- What to produce -
Set down all of the data that follows word for word, without the images.

- Records -
--- START ---

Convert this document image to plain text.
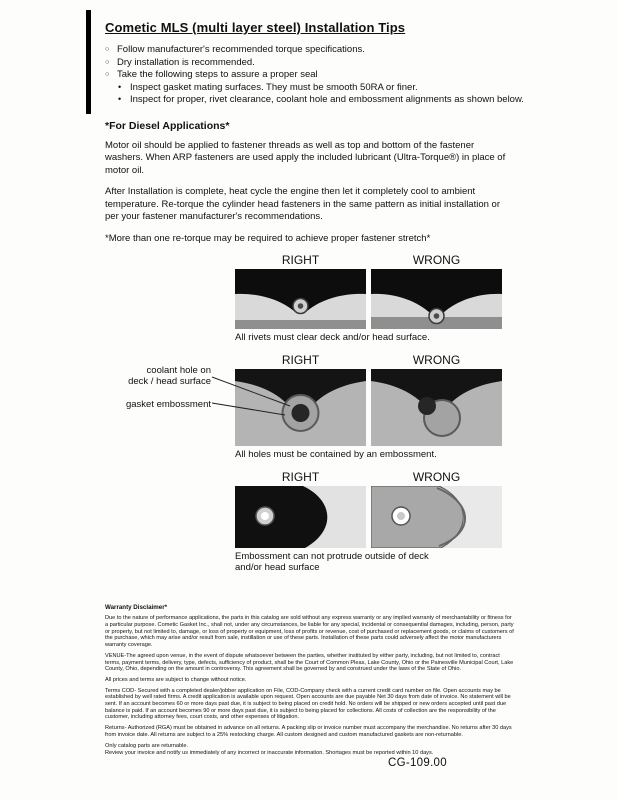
Cometic MLS (multi layer steel) Installation Tips
○
Follow manufacturer's recommended torque specifications.
○
Dry installation is recommended.
○
Take the following steps to assure a proper seal
•
Inspect gasket mating surfaces. They must be smooth 50RA or finer.
•
Inspect for proper, rivet clearance, coolant hole and embossment alignments as shown below.
*For Diesel Applications*

Motor oil should be applied to fastener threads as well as top and bottom of the fastener washers. When ARP fasteners are used apply the included lubricant (Ultra-Torque®) in place of motor oil.

After Installation is complete, heat cycle the engine then let it completely cool to ambient temperature. Re-torque the cylinder head fasteners in the same pattern as initial installation or per your fastener manufacturer's recommendations.

*More than one re-torque may be required to achieve proper fastener stretch*

RIGHT	WRONG
All rivets must clear deck and/or head surface.
coolant hole on
deck / head surface
gasket embossment
RIGHT	WRONG
All holes must be contained by an embossment.
RIGHT	WRONG
Embossment can not protrude outside of deck and/or head surface
Warranty Disclaimer*

Due to the nature of performance applications, the parts in this catalog are sold without any express warranty or any implied warranty of merchantability or fitness for a particular purpose. Cometic Gasket Inc., shall not, under any circumstances, be liable for any special, incidental or consequential damages, including, person, party or property, but not limited to, damage, or loss of property or equipment, loss of profits or revenue, cost of purchased or replacement goods, or claims of customers of the purchase, which may arise and/or result from sale, instillation or use of these parts. Installation of these parts could adversely affect the motor manufacturers warranty coverage.

VENUE-The agreed upon venue, in the event of dispute whatsoever between the parties, whether instituted by either party, including, but not limited to, contract terms, payment terms, delivery, type, defects, sufficiency of product, shall be the Court of Common Pleas, Lake County, Ohio or the Painesville Municipal Court, Lake County, Ohio, depending on the amount in controversy. This agreement shall be governed by and construed under the laws of the State of Ohio.

All prices and terms are subject to change without notice.

Terms COD- Secured with a completed dealer/jobber application on File, COD-Company check with a current credit card number on file. Open accounts may be established by well rated firms. A credit application is available upon request. Open accounts are due payable Net 30 days from date of invoice. No statement will be sent. If an account becomes 60 or more days past due, it is subject to being placed on credit hold. No orders will be shipped or new orders accepted until past due balance is paid. If an account becomes 90 or more days past due, it is subject to being placed for collections. All costs of collection are the responsibility of the customer, including attorney fees, court costs, and other expenses of litigation.

Returns- Authorized (RGA) must be obtained in advance on all returns. A packing slip or invoice number must accompany the merchandise. No returns after 30 days from invoice date. All returns are subject to a 25% restocking charge. All custom designed and custom manufactured gaskets are non-returnable.

Only catalog parts are returnable.

Review your invoice and notify us immediately of any incorrect or inaccurate information. Shortages must be reported within 10 days.

CG-109.00
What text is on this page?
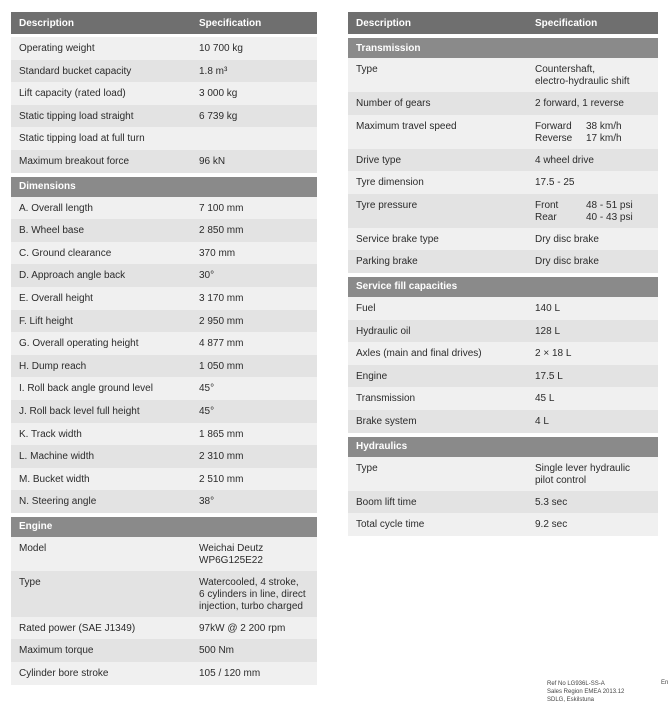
Description	Specification
Operating weight	10 700 kg
Standard bucket capacity	1.8 m³
Lift capacity (rated load)	3 000 kg
Static tipping load straight	6 739 kg
Static tipping load at full turn
Maximum breakout force	96 kN
Dimensions
A. Overall length	7 100 mm
B. Wheel base	2 850 mm
C. Ground clearance	370 mm
D. Approach angle back	30°
E. Overall height	3 170 mm
F. Lift height	2 950 mm
G. Overall operating height	4 877 mm
H. Dump reach	1 050 mm
I. Roll back angle ground level	45°
J. Roll back level full height	45°
K. Track width	1 865 mm
L. Machine width	2 310 mm
M. Bucket width	2 510 mm
N. Steering angle	38°
Engine
Model	Weichai Deutz
WP6G125E22
Type	Watercooled, 4 stroke,
6 cylinders in line, direct
injection, turbo charged
Rated power (SAE J1349)	97kW @ 2 200 rpm
Maximum torque	500 Nm
Cylinder bore stroke	105 / 120 mm
Description	Specification
Transmission
Type	Countershaft,
electro-hydraulic shift
Number of gears	2 forward, 1 reverse
Maximum travel speed	Forward	38 km/h
Reverse	17 km/h
Drive type	4 wheel drive
Tyre dimension	17.5 - 25
Tyre pressure	Front	48 - 51 psi
Rear	40 - 43 psi
Service brake type	Dry disc brake
Parking brake	Dry disc brake
Service fill capacities
Fuel	140 L
Hydraulic oil	128 L
Axles (main and final drives)	2 × 18 L
Engine	17.5 L
Transmission	45 L
Brake system	4 L
Hydraulics
Type	Single lever hydraulic
pilot control
Boom lift time	5.3 sec
Total cycle time	9.2 sec
Ref No LG936L-SS-A
Sales Region EMEA 2013.12
SDLG, Eskilstuna
En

--- END ---

- Reply to the exercise -
Convert this document image to plain text.
Cometic MLS (multi layer steel) Installation Tips
○
Follow manufacturer's recommended torque specifications.
○
Dry installation is recommended.
○
Take the following steps to assure a proper seal
•
Inspect gasket mating surfaces. They must be smooth 50RA or finer.
•
Inspect for proper, rivet clearance, coolant hole and embossment alignments as shown below.
*For Diesel Applications*

Motor oil should be applied to fastener threads as well as top and bottom of the fastener washers. When ARP fasteners are used apply the included lubricant (Ultra-Torque®) in place of motor oil.

After Installation is complete, heat cycle the engine then let it completely cool to ambient temperature. Re-torque the cylinder head fasteners in the same pattern as initial installation or per your fastener manufacturer's recommendations.

*More than one re-torque may be required to achieve proper fastener stretch*

RIGHT	WRONG
All rivets must clear deck and/or head surface.
coolant hole on
deck / head surface
gasket embossment
RIGHT	WRONG
All holes must be contained by an embossment.
RIGHT	WRONG
Embossment can not protrude outside of deck and/or head surface
Warranty Disclaimer*

Due to the nature of performance applications, the parts in this catalog are sold without any express warranty or any implied warranty of merchantability or fitness for a particular purpose. Cometic Gasket Inc., shall not, under any circumstances, be liable for any special, incidental or consequential damages, including, person, party or property, but not limited to, damage, or loss of property or equipment, loss of profits or revenue, cost of purchased or replacement goods, or claims of customers of the purchase, which may arise and/or result from sale, instillation or use of these parts. Installation of these parts could adversely affect the motor manufacturers warranty coverage.

VENUE-The agreed upon venue, in the event of dispute whatsoever between the parties, whether instituted by either party, including, but not limited to, contract terms, payment terms, delivery, type, defects, sufficiency of product, shall be the Court of Common Pleas, Lake County, Ohio or the Painesville Municipal Court, Lake County, Ohio, depending on the amount in controversy. This agreement shall be governed by and construed under the laws of the State of Ohio.

All prices and terms are subject to change without notice.

Terms COD- Secured with a completed dealer/jobber application on File, COD-Company check with a current credit card number on file. Open accounts may be established by well rated firms. A credit application is available upon request. Open accounts are due payable Net 30 days from date of invoice. No statement will be sent. If an account becomes 60 or more days past due, it is subject to being placed on credit hold. No orders will be shipped or new orders accepted until past due balance is paid. If an account becomes 90 or more days past due, it is subject to being placed for collections. All costs of collection are the responsibility of the customer, including attorney fees, court costs, and other expenses of litigation.

Returns- Authorized (RGA) must be obtained in advance on all returns. A packing slip or invoice number must accompany the merchandise. No returns after 30 days from invoice date. All returns are subject to a 25% restocking charge. All custom designed and custom manufactured gaskets are non-returnable.

Only catalog parts are returnable.

Review your invoice and notify us immediately of any incorrect or inaccurate information. Shortages must be reported within 10 days.

CG-109.00
What text is on this page?
Description	Specification
Operating weight	10 700 kg
Standard bucket capacity	1.8 m³
Lift capacity (rated load)	3 000 kg
Static tipping load straight	6 739 kg
Static tipping load at full turn
Maximum breakout force	96 kN
Dimensions
A. Overall length	7 100 mm
B. Wheel base	2 850 mm
C. Ground clearance	370 mm
D. Approach angle back	30°
E. Overall height	3 170 mm
F. Lift height	2 950 mm
G. Overall operating height	4 877 mm
H. Dump reach	1 050 mm
I. Roll back angle ground level	45°
J. Roll back level full height	45°
K. Track width	1 865 mm
L. Machine width	2 310 mm
M. Bucket width	2 510 mm
N. Steering angle	38°
Engine
Model	Weichai Deutz
WP6G125E22
Type	Watercooled, 4 stroke,
6 cylinders in line, direct
injection, turbo charged
Rated power (SAE J1349)	97kW @ 2 200 rpm
Maximum torque	500 Nm
Cylinder bore stroke	105 / 120 mm
Description	Specification
Transmission
Type	Countershaft,
electro-hydraulic shift
Number of gears	2 forward, 1 reverse
Maximum travel speed	Forward	38 km/h
Reverse	17 km/h
Drive type	4 wheel drive
Tyre dimension	17.5 - 25
Tyre pressure	Front	48 - 51 psi
Rear	40 - 43 psi
Service brake type	Dry disc brake
Parking brake	Dry disc brake
Service fill capacities
Fuel	140 L
Hydraulic oil	128 L
Axles (main and final drives)	2 × 18 L
Engine	17.5 L
Transmission	45 L
Brake system	4 L
Hydraulics
Type	Single lever hydraulic
pilot control
Boom lift time	5.3 sec
Total cycle time	9.2 sec
Ref No LG936L-SS-A
Sales Region EMEA 2013.12
SDLG, Eskilstuna
En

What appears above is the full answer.